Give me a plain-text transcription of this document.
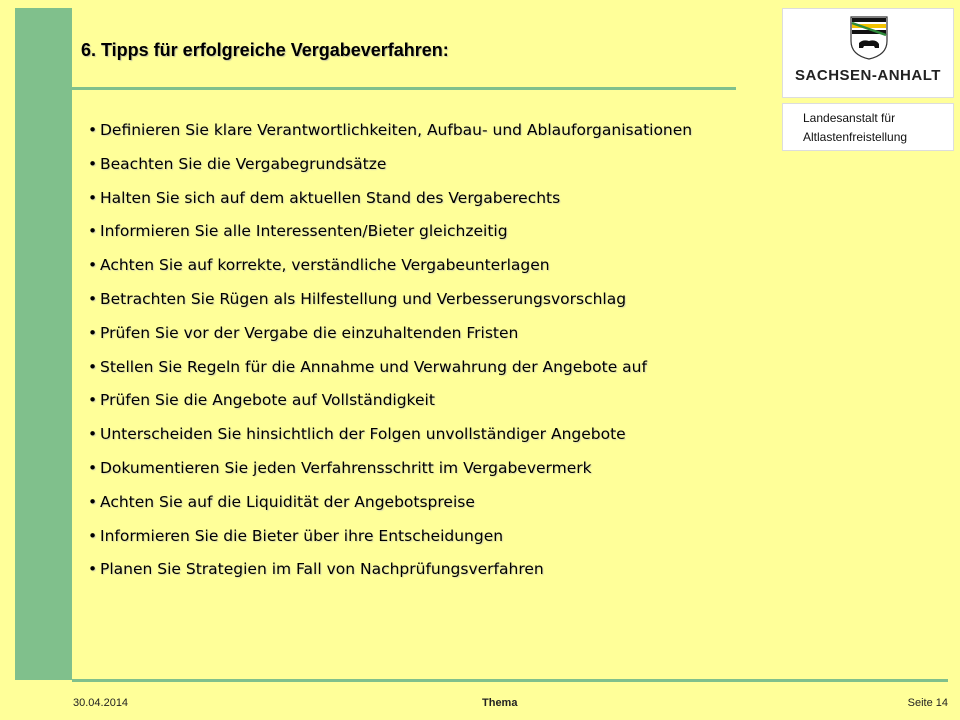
6. Tipps für erfolgreiche Vergabeverfahren:
• Definieren Sie klare Verantwortlichkeiten, Aufbau- und Ablauforganisationen
• Beachten Sie die Vergabegrundsätze
• Halten Sie sich auf dem aktuellen Stand des Vergaberechts
• Informieren Sie alle Interessenten/Bieter gleichzeitig
• Achten Sie auf korrekte, verständliche Vergabeunterlagen
• Betrachten Sie Rügen als Hilfestellung und Verbesserungsvorschlag
• Prüfen Sie vor der Vergabe die einzuhaltenden Fristen
• Stellen Sie Regeln für die Annahme und Verwahrung der Angebote auf
• Prüfen Sie die Angebote auf Vollständigkeit
• Unterscheiden Sie hinsichtlich der Folgen unvollständiger Angebote
• Dokumentieren Sie jeden Verfahrensschritt im Vergabevermerk
• Achten Sie auf die Liquidität der Angebotspreise
• Informieren Sie die Bieter über ihre Entscheidungen
• Planen Sie Strategien im Fall von Nachprüfungsverfahren
SACHSEN-ANHALT
Landesanstalt für
Altlastenfreistellung
30.04.2014	Thema	Seite 14
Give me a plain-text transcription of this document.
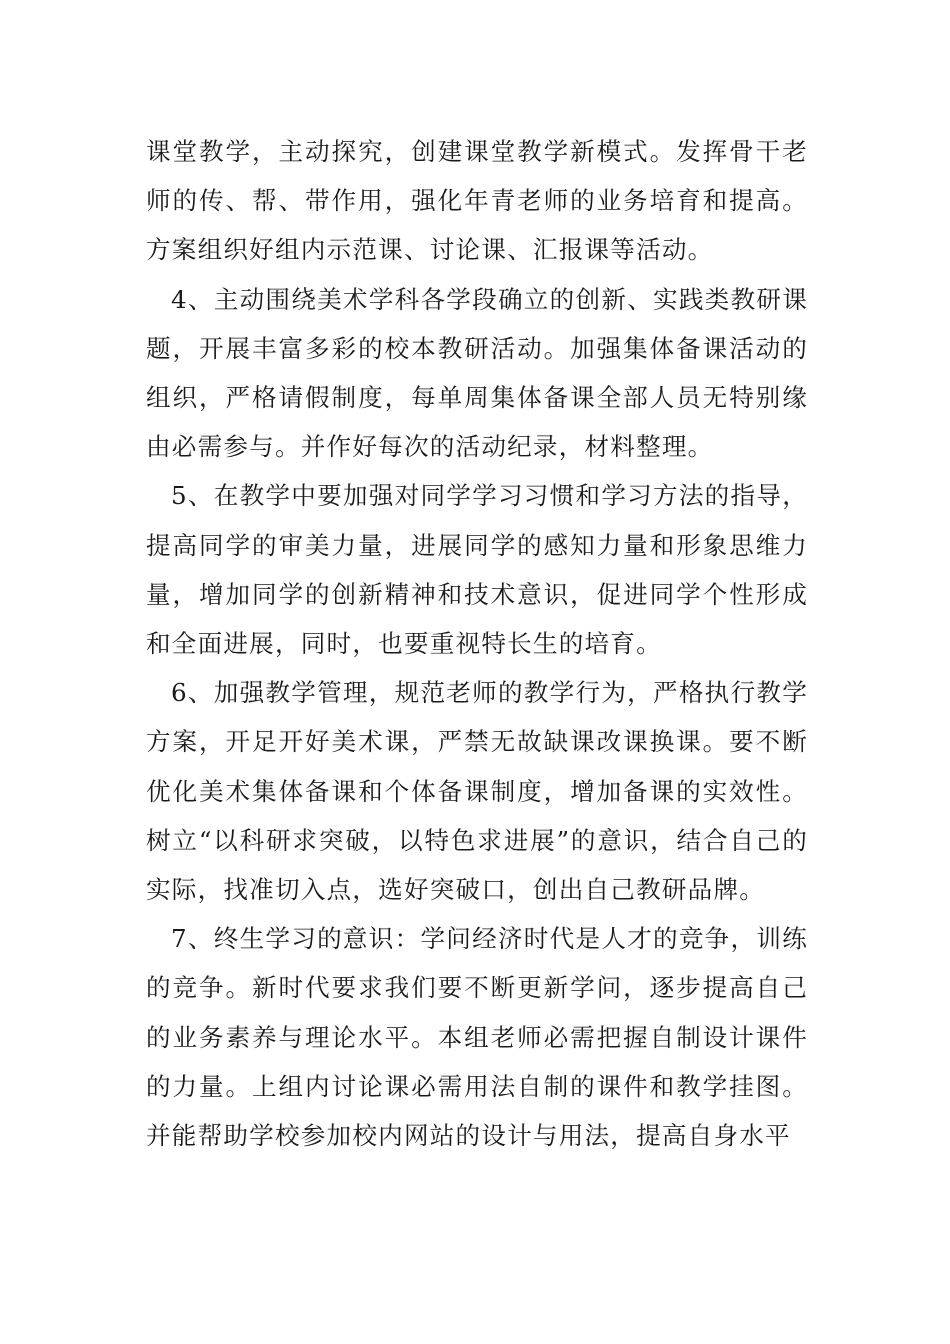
课堂教学，主动探究，创建课堂教学新模式。发挥骨干老师的传、帮、带作用，强化年青老师的业务培育和提高。方案组织好组内示范课、讨论课、汇报课等活动。

4、主动围绕美术学科各学段确立的创新、实践类教研课题，开展丰富多彩的校本教研活动。加强集体备课活动的组织，严格请假制度，每单周集体备课全部人员无特别缘由必需参与。并作好每次的活动纪录，材料整理。

5、在教学中要加强对同学学习习惯和学习方法的指导，提高同学的审美力量，进展同学的感知力量和形象思维力量，增加同学的创新精神和技术意识，促进同学个性形成和全面进展，同时，也要重视特长生的培育。

6、加强教学管理，规范老师的教学行为，严格执行教学方案，开足开好美术课，严禁无故缺课改课换课。要不断优化美术集体备课和个体备课制度，增加备课的实效性。树立“以科研求突破，以特色求进展”的意识，结合自己的实际，找准切入点，选好突破口，创出自己教研品牌。

7、终生学习的意识：学问经济时代是人才的竞争，训练的竞争。新时代要求我们要不断更新学问，逐步提高自己的业务素养与理论水平。本组老师必需把握自制设计课件的力量。上组内讨论课必需用法自制的课件和教学挂图。并能帮助学校参加校内网站的设计与用法，提高自身水平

-=-=-=-=-

Lines of the material that contain the word "Informieren" are to be gathered.

• Informieren Sie alle Interessenten/Bieter gleichzeitig
• Informieren Sie die Bieter über ihre Entscheidungen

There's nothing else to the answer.